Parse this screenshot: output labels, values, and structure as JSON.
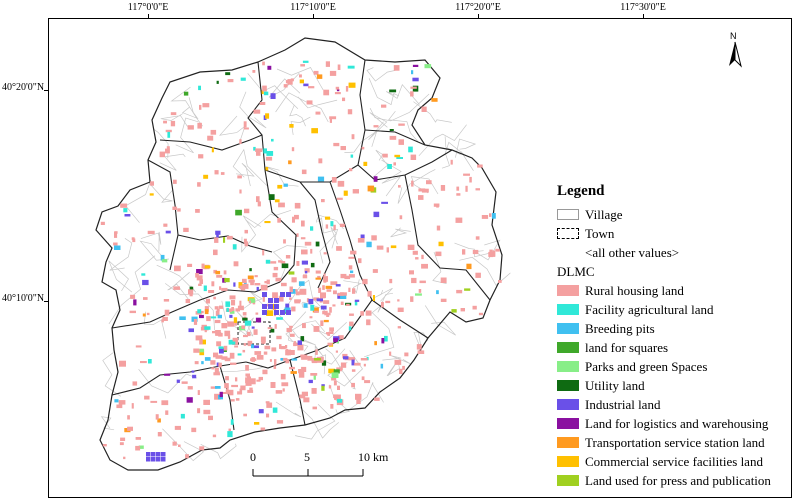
{
  "coordinates": {
    "longitude_labels": [
      "117°0'0\"E",
      "117°10'0\"E",
      "117°20'0\"E",
      "117°30'0\"E"
    ],
    "latitude_labels": [
      "40°20'0\"N",
      "40°10'0\"N"
    ]
  },
  "north_arrow": {
    "label": "N",
    "icon": "north-arrow-icon"
  },
  "scale_bar": {
    "labels": [
      "0",
      "5",
      "10 km"
    ]
  },
  "legend": {
    "title": "Legend",
    "village_label": "Village",
    "town_label": "Town",
    "other_values_label": "<all other values>",
    "field_label": "DLMC",
    "categories": [
      {
        "label": "Rural housing land",
        "color": "#f4a0a0"
      },
      {
        "label": "Facility agricultural land",
        "color": "#30e8d8"
      },
      {
        "label": "Breeding pits",
        "color": "#40c0f0"
      },
      {
        "label": "land for squares",
        "color": "#3fa82a"
      },
      {
        "label": "Parks and green Spaces",
        "color": "#88ee88"
      },
      {
        "label": "Utility land",
        "color": "#0f6b12"
      },
      {
        "label": "Industrial land",
        "color": "#6a50e8"
      },
      {
        "label": "Land for logistics and warehousing",
        "color": "#8a10a0"
      },
      {
        "label": "Transportation service station land",
        "color": "#ff9a20"
      },
      {
        "label": "Commercial service facilities land",
        "color": "#ffc000"
      },
      {
        "label": "Land used for press and publication",
        "color": "#a0d020"
      }
    ]
  }
}
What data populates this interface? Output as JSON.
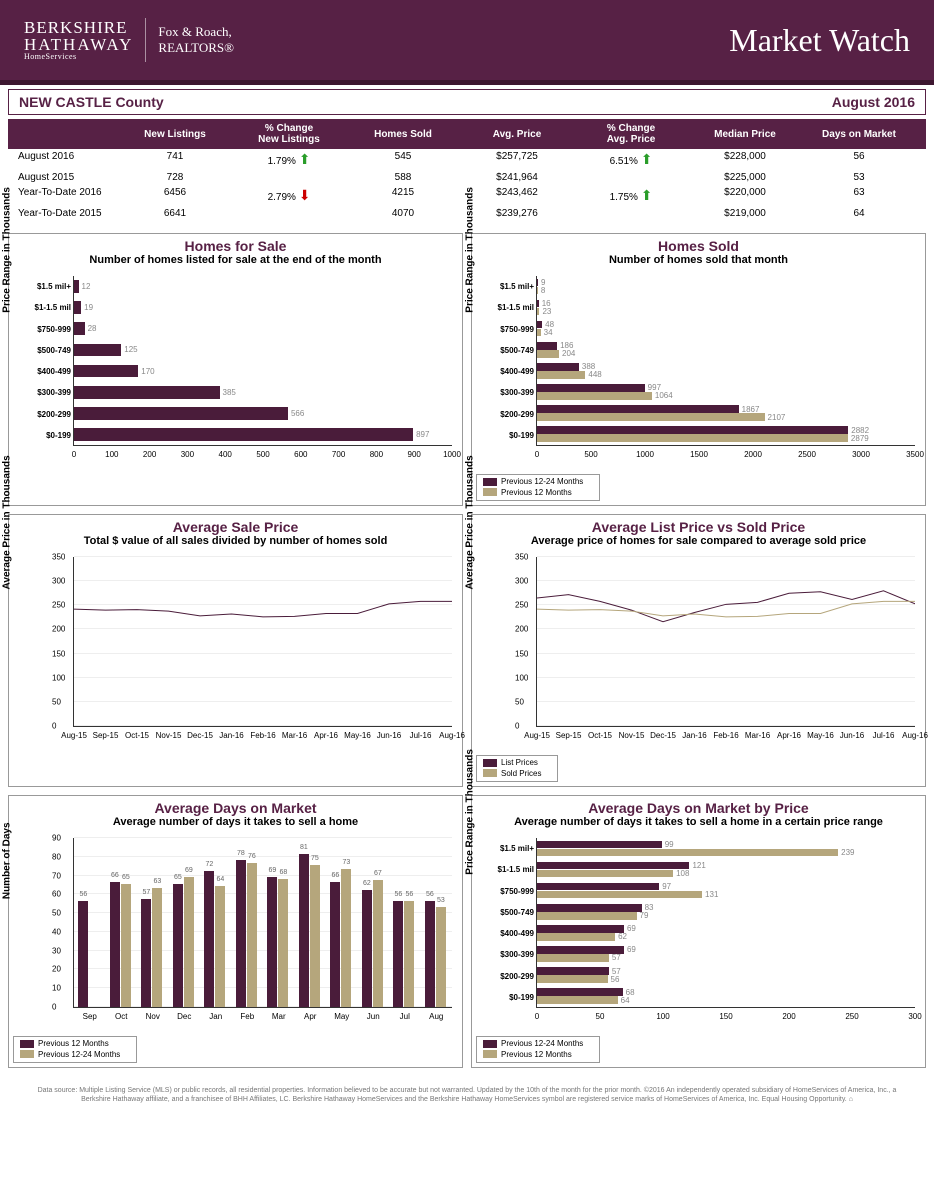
{
  "header": {
    "brand_top": "BERKSHIRE",
    "brand_mid": "HATHAWAY",
    "brand_sub": "HomeServices",
    "brand2": "Fox & Roach,\nREALTORS®",
    "title": "Market Watch"
  },
  "subhead": {
    "county": "NEW CASTLE County",
    "period": "August 2016"
  },
  "table": {
    "headers": [
      "",
      "New Listings",
      "% Change\nNew Listings",
      "Homes Sold",
      "Avg. Price",
      "% Change\nAvg. Price",
      "Median Price",
      "Days on Market"
    ],
    "rows": [
      {
        "label": "August 2016",
        "cells": [
          "741",
          "1.79%↑",
          "545",
          "$257,725",
          "6.51%↑",
          "$228,000",
          "56"
        ],
        "arrows": [
          null,
          "up",
          null,
          null,
          "up",
          null,
          null
        ]
      },
      {
        "label": "August 2015",
        "cells": [
          "728",
          "",
          "588",
          "$241,964",
          "",
          "$225,000",
          "53"
        ],
        "arrows": [
          null,
          null,
          null,
          null,
          null,
          null,
          null
        ]
      },
      {
        "label": "Year-To-Date 2016",
        "cells": [
          "6456",
          "2.79%↓",
          "4215",
          "$243,462",
          "1.75%↑",
          "$220,000",
          "63"
        ],
        "arrows": [
          null,
          "down",
          null,
          null,
          "up",
          null,
          null
        ]
      },
      {
        "label": "Year-To-Date 2015",
        "cells": [
          "6641",
          "",
          "4070",
          "$239,276",
          "",
          "$219,000",
          "64"
        ],
        "arrows": [
          null,
          null,
          null,
          null,
          null,
          null,
          null
        ]
      }
    ]
  },
  "colors": {
    "primary": "#4a1c3a",
    "secondary": "#b5a67c",
    "header": "#572145",
    "grid": "#eeeeee"
  },
  "charts": {
    "homes_for_sale": {
      "title": "Homes for Sale",
      "sub": "Number of homes listed for sale at the end of the month",
      "type": "hbar",
      "ylabel": "Price Range in Thousands",
      "categories": [
        "$1.5 mil+",
        "$1-1.5 mil",
        "$750-999",
        "$500-749",
        "$400-499",
        "$300-399",
        "$200-299",
        "$0-199"
      ],
      "values": [
        12,
        19,
        28,
        125,
        170,
        385,
        566,
        897
      ],
      "xmax": 1000,
      "xticks": [
        0,
        100,
        200,
        300,
        400,
        500,
        600,
        700,
        800,
        900,
        1000
      ],
      "bar_color": "#4a1c3a"
    },
    "homes_sold": {
      "title": "Homes Sold",
      "sub": "Number of homes sold that month",
      "type": "hbar-grouped",
      "ylabel": "Price Range in Thousands",
      "categories": [
        "$1.5 mil+",
        "$1-1.5 mil",
        "$750-999",
        "$500-749",
        "$400-499",
        "$300-399",
        "$200-299",
        "$0-199"
      ],
      "series1": {
        "label": "Previous 12-24 Months",
        "color": "#4a1c3a",
        "values": [
          9,
          16,
          48,
          186,
          388,
          997,
          1867,
          2882
        ]
      },
      "series2": {
        "label": "Previous 12 Months",
        "color": "#b5a67c",
        "values": [
          8,
          23,
          34,
          204,
          448,
          1064,
          2107,
          2879
        ]
      },
      "xmax": 3500,
      "xticks": [
        0,
        500,
        1000,
        1500,
        2000,
        2500,
        3000,
        3500
      ]
    },
    "avg_sale_price": {
      "title": "Average Sale Price",
      "sub": "Total $ value of all sales divided by number of homes sold",
      "type": "line",
      "ylabel": "Average Price in Thousands",
      "categories": [
        "Aug-15",
        "Sep-15",
        "Oct-15",
        "Nov-15",
        "Dec-15",
        "Jan-16",
        "Feb-16",
        "Mar-16",
        "Apr-16",
        "May-16",
        "Jun-16",
        "Jul-16",
        "Aug-16"
      ],
      "series": [
        {
          "color": "#4a1c3a",
          "values": [
            242,
            240,
            241,
            238,
            228,
            232,
            226,
            227,
            233,
            233,
            253,
            258,
            258
          ]
        }
      ],
      "ymax": 350,
      "yticks": [
        0,
        50,
        100,
        150,
        200,
        250,
        300,
        350
      ]
    },
    "list_vs_sold": {
      "title": "Average List Price vs Sold Price",
      "sub": "Average price of homes for sale compared to average sold price",
      "type": "line",
      "ylabel": "Average Price in Thousands",
      "categories": [
        "Aug-15",
        "Sep-15",
        "Oct-15",
        "Nov-15",
        "Dec-15",
        "Jan-16",
        "Feb-16",
        "Mar-16",
        "Apr-16",
        "May-16",
        "Jun-16",
        "Jul-16",
        "Aug-16"
      ],
      "series": [
        {
          "label": "List Prices",
          "color": "#4a1c3a",
          "values": [
            265,
            272,
            258,
            240,
            216,
            235,
            252,
            256,
            275,
            278,
            262,
            280,
            253
          ]
        },
        {
          "label": "Sold Prices",
          "color": "#b5a67c",
          "values": [
            242,
            240,
            241,
            238,
            228,
            232,
            226,
            227,
            233,
            233,
            253,
            258,
            258
          ]
        }
      ],
      "ymax": 350,
      "yticks": [
        0,
        50,
        100,
        150,
        200,
        250,
        300,
        350
      ]
    },
    "days_on_market": {
      "title": "Average Days on Market",
      "sub": "Average number of days it takes to sell a home",
      "type": "vbar-grouped",
      "ylabel": "Number of Days",
      "categories": [
        "Sep",
        "Oct",
        "Nov",
        "Dec",
        "Jan",
        "Feb",
        "Mar",
        "Apr",
        "May",
        "Jun",
        "Jul",
        "Aug"
      ],
      "series1": {
        "label": "Previous 12 Months",
        "color": "#4a1c3a",
        "values": [
          56,
          66,
          57,
          65,
          72,
          78,
          69,
          81,
          66,
          62,
          56,
          56
        ]
      },
      "series2": {
        "label": "Previous 12-24 Months",
        "color": "#b5a67c",
        "values": [
          0,
          65,
          63,
          69,
          64,
          76,
          68,
          75,
          73,
          67,
          56,
          53
        ]
      },
      "labels1": [
        56,
        66,
        57,
        65,
        72,
        78,
        69,
        81,
        66,
        62,
        56,
        56
      ],
      "labels2": [
        0,
        65,
        63,
        69,
        64,
        76,
        68,
        75,
        73,
        67,
        56,
        53
      ],
      "extra_labels": {
        "0": 56,
        "1": 67,
        "4": 71,
        "7": 66,
        "8": 61,
        "9": 61,
        "10": 55
      },
      "ymax": 90,
      "yticks": [
        0,
        10,
        20,
        30,
        40,
        50,
        60,
        70,
        80,
        90
      ]
    },
    "days_by_price": {
      "title": "Average Days on Market by Price",
      "sub": "Average number of days it takes to sell a home in a certain price range",
      "type": "hbar-grouped",
      "ylabel": "Price Range in Thousands",
      "categories": [
        "$1.5 mil+",
        "$1-1.5 mil",
        "$750-999",
        "$500-749",
        "$400-499",
        "$300-399",
        "$200-299",
        "$0-199"
      ],
      "series1": {
        "label": "Previous 12-24 Months",
        "color": "#4a1c3a",
        "values": [
          99,
          121,
          97,
          83,
          69,
          69,
          57,
          68
        ]
      },
      "series2": {
        "label": "Previous 12 Months",
        "color": "#b5a67c",
        "values": [
          239,
          108,
          131,
          79,
          62,
          57,
          56,
          64
        ]
      },
      "xmax": 300,
      "xticks": [
        0,
        50,
        100,
        150,
        200,
        250,
        300
      ]
    }
  },
  "footer": "Data source: Multiple Listing Service (MLS) or public records, all residential properties. Information believed to be accurate but not warranted. Updated by the 10th of the month for the prior month. ©2016 An independently operated subsidiary of HomeServices of America, Inc., a Berkshire Hathaway affiliate, and a franchisee of BHH Affiliates, LC. Berkshire Hathaway HomeServices and the Berkshire Hathaway HomeServices symbol are registered service marks of HomeServices of America, Inc. Equal Housing Opportunity. ⌂"
}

■ ■ ■

▸ AIM OF THE TASK
Look back over the material above and state how many lines hold the word "Average". Write the number and nothing else.

▸ EXERCISE ANSWER
9